* [Short task] Where a line in the listing below contains the word "therefore", copy that line.

* [Records for this task]
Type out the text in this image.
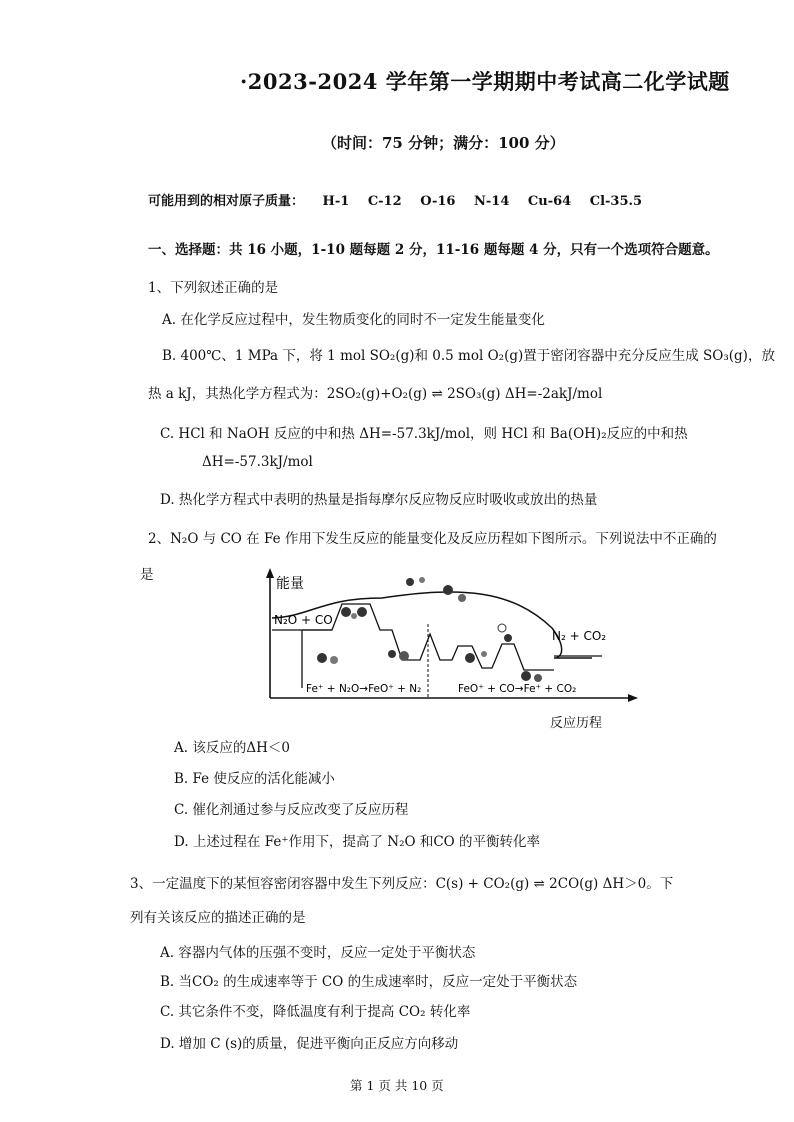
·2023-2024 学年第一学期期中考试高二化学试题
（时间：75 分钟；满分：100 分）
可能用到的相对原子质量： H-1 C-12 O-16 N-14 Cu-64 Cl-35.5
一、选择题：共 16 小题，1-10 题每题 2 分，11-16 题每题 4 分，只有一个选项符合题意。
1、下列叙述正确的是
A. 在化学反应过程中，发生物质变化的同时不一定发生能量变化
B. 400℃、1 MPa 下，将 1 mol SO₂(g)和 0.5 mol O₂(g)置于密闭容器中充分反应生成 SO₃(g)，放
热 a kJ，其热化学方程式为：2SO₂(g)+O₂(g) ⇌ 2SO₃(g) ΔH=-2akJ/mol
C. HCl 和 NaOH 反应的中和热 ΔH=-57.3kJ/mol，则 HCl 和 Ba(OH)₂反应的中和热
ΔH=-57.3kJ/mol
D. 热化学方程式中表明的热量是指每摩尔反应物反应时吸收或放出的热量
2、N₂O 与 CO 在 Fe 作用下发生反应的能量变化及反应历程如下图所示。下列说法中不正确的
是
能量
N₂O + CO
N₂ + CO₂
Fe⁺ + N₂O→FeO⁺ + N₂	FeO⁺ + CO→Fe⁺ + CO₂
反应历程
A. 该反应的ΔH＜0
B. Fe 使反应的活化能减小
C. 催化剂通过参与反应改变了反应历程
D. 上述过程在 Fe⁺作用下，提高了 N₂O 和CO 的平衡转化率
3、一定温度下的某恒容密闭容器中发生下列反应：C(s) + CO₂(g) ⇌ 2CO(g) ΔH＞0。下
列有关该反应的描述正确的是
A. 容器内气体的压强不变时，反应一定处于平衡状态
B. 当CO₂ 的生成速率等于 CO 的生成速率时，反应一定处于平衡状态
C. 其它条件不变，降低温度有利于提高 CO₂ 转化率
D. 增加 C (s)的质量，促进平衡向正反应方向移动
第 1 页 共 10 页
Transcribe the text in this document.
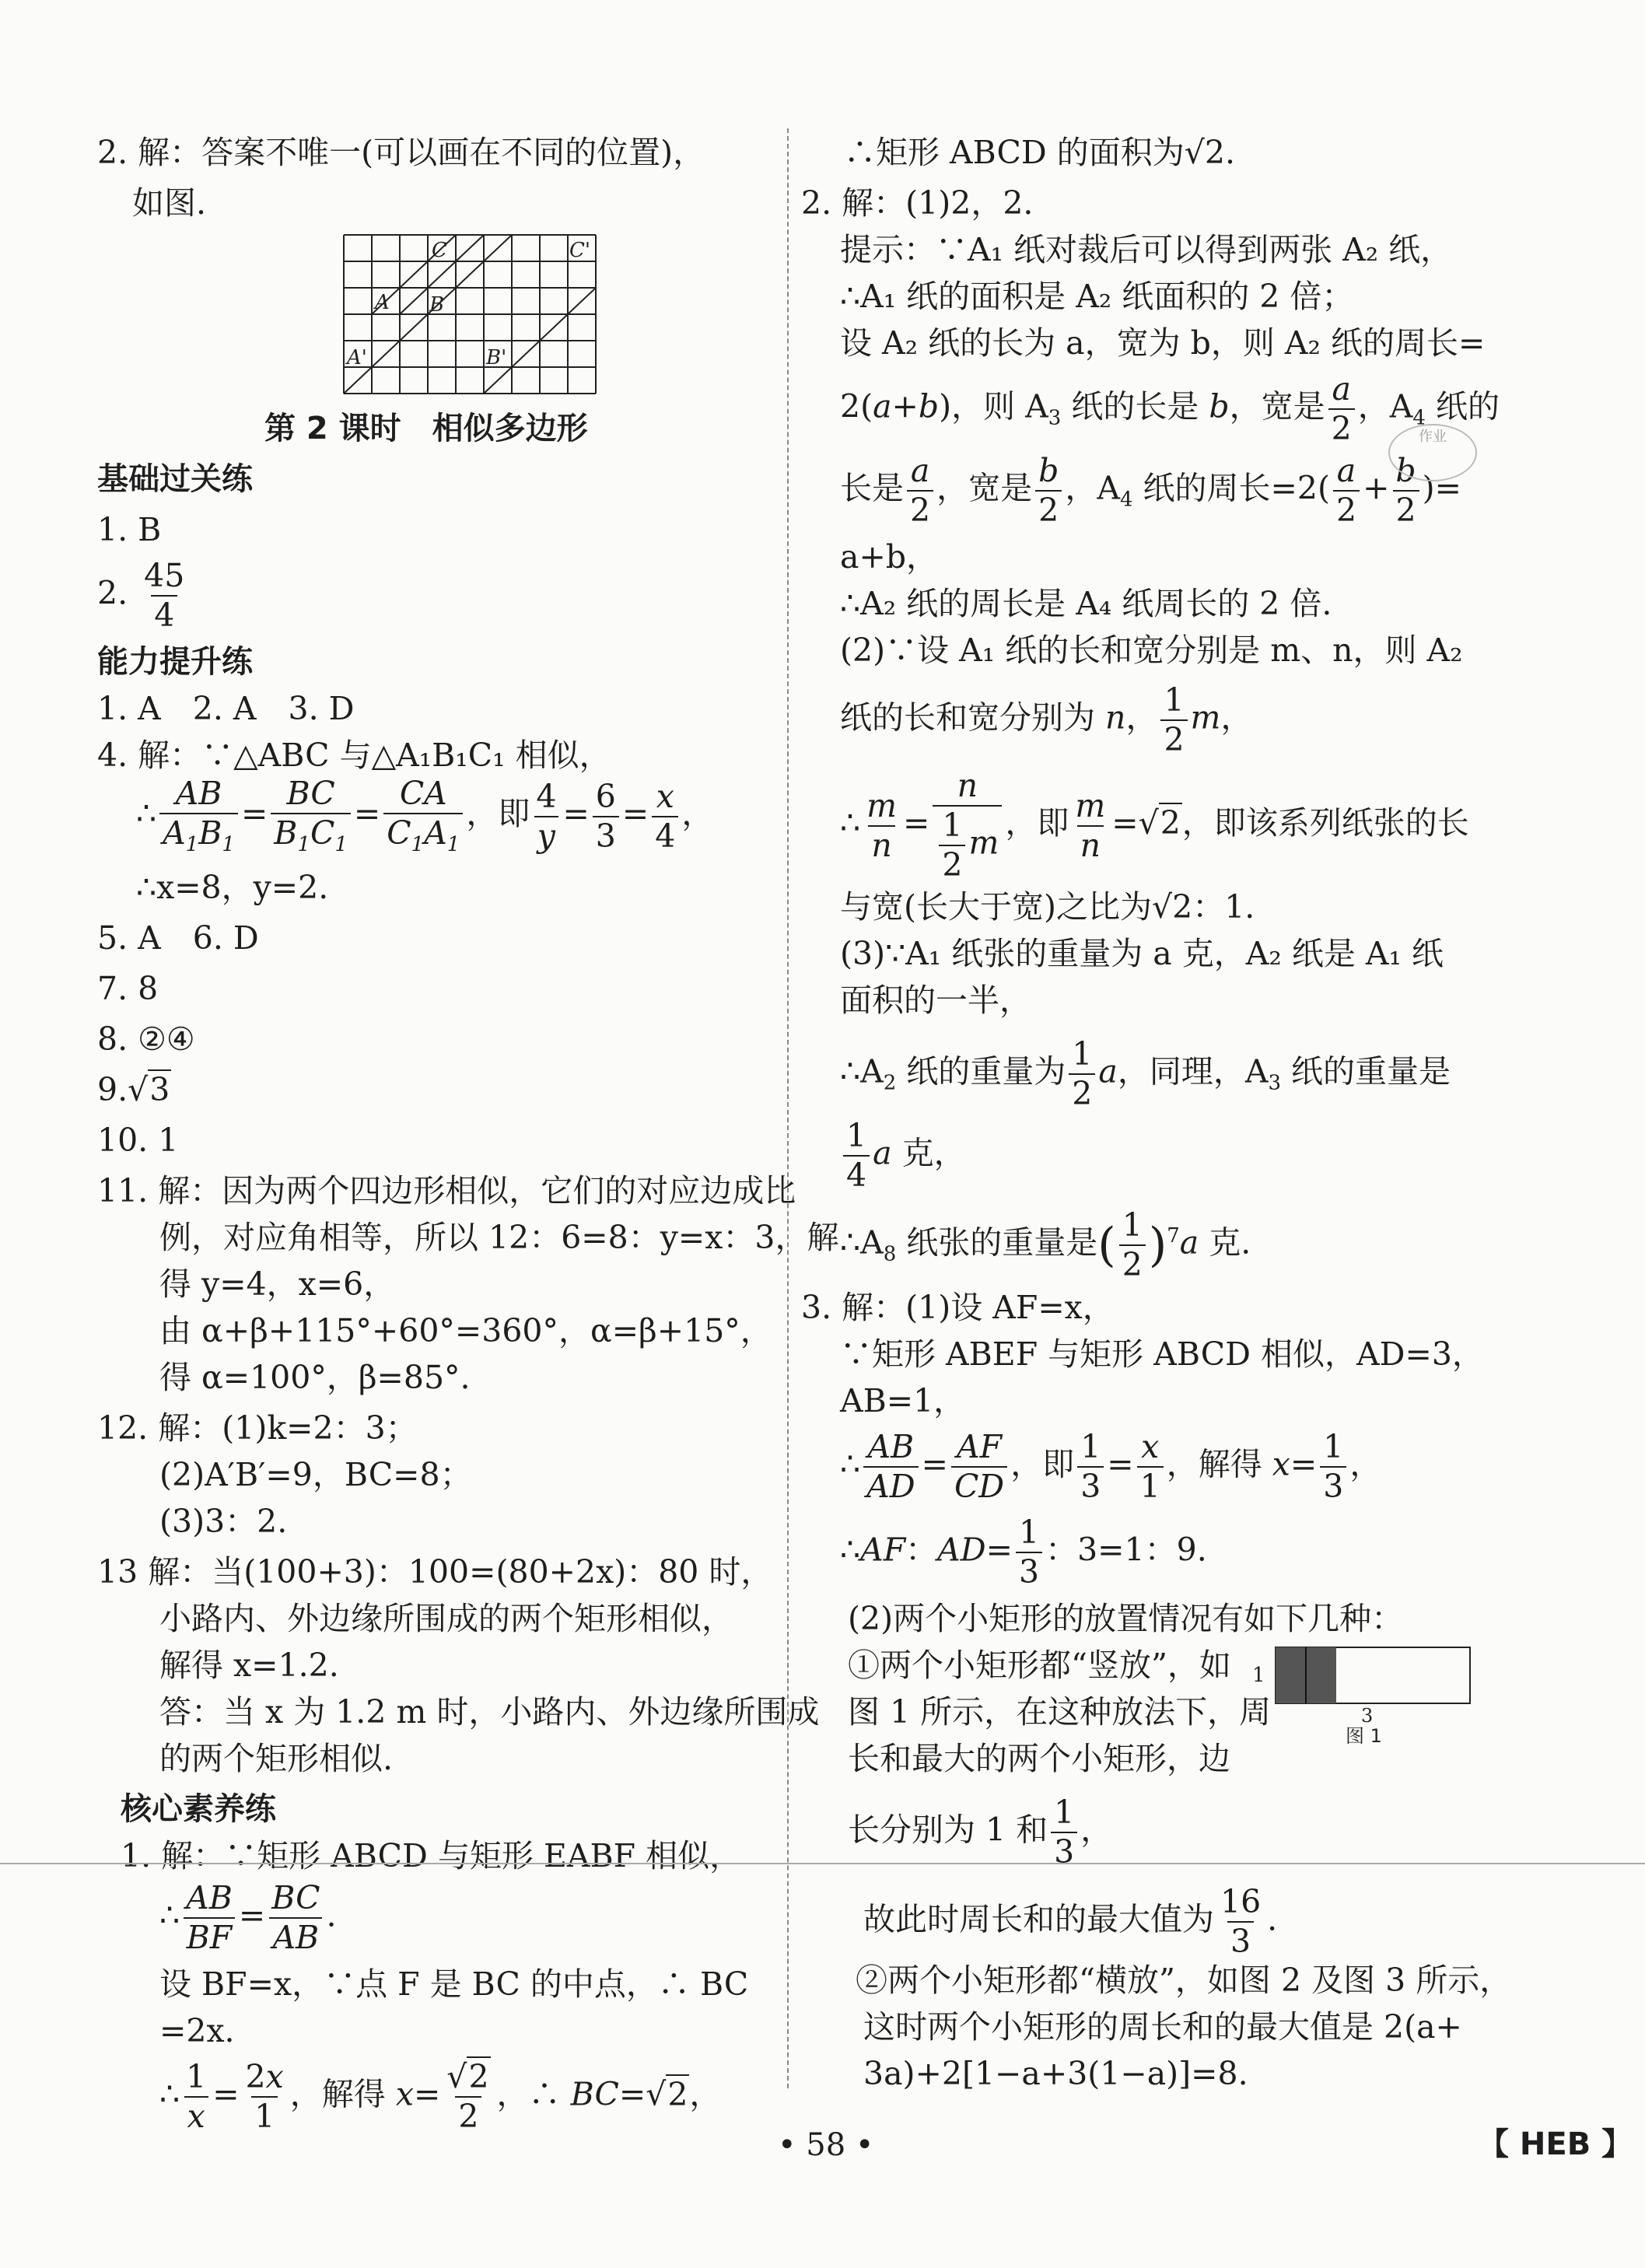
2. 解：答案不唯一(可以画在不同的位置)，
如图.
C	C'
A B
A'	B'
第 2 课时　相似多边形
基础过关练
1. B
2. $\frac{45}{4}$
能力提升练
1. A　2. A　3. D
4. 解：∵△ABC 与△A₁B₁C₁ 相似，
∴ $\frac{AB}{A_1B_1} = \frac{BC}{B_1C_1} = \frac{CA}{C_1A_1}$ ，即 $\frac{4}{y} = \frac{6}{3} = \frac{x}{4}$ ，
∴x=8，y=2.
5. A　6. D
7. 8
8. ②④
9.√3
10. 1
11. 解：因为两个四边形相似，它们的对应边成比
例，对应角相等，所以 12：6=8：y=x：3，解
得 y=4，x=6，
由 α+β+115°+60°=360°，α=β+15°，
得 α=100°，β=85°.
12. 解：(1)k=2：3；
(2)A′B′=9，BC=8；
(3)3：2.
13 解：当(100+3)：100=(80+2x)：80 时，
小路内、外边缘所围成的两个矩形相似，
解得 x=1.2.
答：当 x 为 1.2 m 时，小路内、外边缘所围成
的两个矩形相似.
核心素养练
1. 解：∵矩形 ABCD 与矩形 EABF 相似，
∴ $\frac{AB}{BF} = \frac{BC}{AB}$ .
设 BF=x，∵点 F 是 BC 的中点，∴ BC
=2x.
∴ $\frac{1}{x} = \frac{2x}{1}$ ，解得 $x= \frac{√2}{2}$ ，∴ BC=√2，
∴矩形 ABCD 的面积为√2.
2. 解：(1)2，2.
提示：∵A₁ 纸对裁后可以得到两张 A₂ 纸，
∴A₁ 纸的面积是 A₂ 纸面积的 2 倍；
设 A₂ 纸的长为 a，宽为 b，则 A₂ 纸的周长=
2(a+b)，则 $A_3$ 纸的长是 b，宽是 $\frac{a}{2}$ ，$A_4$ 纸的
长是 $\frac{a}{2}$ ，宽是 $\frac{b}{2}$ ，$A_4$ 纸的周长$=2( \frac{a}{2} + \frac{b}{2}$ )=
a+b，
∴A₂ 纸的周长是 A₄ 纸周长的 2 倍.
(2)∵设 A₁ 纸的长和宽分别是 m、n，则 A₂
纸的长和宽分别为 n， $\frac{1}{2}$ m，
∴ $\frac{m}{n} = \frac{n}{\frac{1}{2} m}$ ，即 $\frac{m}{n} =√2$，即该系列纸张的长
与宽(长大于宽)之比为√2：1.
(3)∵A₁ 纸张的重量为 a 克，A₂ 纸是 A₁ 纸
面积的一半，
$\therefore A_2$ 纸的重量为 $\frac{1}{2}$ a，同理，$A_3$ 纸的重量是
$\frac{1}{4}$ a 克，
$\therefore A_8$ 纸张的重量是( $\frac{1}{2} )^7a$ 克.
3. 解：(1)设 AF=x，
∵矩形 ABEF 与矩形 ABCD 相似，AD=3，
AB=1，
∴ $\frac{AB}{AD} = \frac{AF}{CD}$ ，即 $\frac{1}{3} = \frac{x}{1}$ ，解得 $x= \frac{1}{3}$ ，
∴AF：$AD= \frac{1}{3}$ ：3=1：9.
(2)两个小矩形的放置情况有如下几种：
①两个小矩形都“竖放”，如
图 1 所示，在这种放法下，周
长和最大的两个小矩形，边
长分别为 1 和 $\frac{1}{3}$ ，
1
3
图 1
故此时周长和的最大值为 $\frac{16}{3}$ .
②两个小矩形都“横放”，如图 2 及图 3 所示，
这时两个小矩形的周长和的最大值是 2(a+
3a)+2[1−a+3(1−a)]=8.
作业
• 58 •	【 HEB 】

* [Exercise solution]
$\therefore A_2$ 纸的重量为 $\frac{1}{2}$ a，同理，$A_3$ 纸的重量是
$\therefore A_8$ 纸张的重量是( $\frac{1}{2} )^7a$ 克.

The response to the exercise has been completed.